[Start of Exercise materials]

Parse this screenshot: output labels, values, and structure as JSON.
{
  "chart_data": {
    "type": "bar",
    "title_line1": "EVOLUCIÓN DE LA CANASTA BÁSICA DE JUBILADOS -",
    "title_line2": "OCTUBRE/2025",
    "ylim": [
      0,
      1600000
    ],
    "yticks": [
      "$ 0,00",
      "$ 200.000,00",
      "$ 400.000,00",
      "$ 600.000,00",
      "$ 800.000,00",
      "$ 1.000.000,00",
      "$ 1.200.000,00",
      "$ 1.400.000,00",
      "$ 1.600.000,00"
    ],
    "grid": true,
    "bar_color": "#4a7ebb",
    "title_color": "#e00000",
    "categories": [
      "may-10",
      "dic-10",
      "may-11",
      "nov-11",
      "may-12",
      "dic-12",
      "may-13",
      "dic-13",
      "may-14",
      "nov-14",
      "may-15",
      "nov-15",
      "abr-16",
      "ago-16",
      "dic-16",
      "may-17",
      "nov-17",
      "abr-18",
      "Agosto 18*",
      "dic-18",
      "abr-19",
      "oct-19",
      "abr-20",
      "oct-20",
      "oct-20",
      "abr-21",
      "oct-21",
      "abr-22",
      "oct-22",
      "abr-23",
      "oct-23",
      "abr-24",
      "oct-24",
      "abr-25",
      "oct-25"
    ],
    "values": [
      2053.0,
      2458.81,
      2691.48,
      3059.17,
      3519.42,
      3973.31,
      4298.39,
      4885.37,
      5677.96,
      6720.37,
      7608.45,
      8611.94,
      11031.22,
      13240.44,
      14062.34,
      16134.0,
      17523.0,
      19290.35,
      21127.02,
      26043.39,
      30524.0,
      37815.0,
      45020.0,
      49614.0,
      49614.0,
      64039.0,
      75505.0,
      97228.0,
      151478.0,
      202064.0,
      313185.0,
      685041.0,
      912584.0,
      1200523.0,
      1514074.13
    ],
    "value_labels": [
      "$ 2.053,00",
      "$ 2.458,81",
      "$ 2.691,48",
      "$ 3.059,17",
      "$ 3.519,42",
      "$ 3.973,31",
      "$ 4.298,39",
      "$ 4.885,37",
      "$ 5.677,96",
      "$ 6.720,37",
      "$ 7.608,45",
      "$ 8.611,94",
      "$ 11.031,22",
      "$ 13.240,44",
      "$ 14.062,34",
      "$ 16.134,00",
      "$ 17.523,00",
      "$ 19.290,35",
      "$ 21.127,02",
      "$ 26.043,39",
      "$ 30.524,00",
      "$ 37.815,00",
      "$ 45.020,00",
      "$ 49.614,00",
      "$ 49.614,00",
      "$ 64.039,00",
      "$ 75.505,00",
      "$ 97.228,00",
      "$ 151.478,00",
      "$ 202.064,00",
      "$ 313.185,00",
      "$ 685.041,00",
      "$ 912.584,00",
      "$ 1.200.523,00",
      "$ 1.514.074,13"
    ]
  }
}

[End of Exercise materials]
[Start of Exercise materials]

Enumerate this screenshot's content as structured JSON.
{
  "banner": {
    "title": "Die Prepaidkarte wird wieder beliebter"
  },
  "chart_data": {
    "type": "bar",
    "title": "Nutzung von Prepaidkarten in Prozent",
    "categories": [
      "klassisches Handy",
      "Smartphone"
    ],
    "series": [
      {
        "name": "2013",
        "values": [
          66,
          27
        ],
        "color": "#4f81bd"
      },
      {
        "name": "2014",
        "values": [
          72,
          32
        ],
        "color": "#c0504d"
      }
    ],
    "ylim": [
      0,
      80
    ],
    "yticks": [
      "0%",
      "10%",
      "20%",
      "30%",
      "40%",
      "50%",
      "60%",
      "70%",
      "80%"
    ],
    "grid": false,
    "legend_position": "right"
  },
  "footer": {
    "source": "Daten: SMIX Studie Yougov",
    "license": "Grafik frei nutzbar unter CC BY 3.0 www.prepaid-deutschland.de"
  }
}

[End of Exercise materials]

◆ What you have to do
Provide only the count of lines in the data above that include the string "JSON".

◆ Full answer
2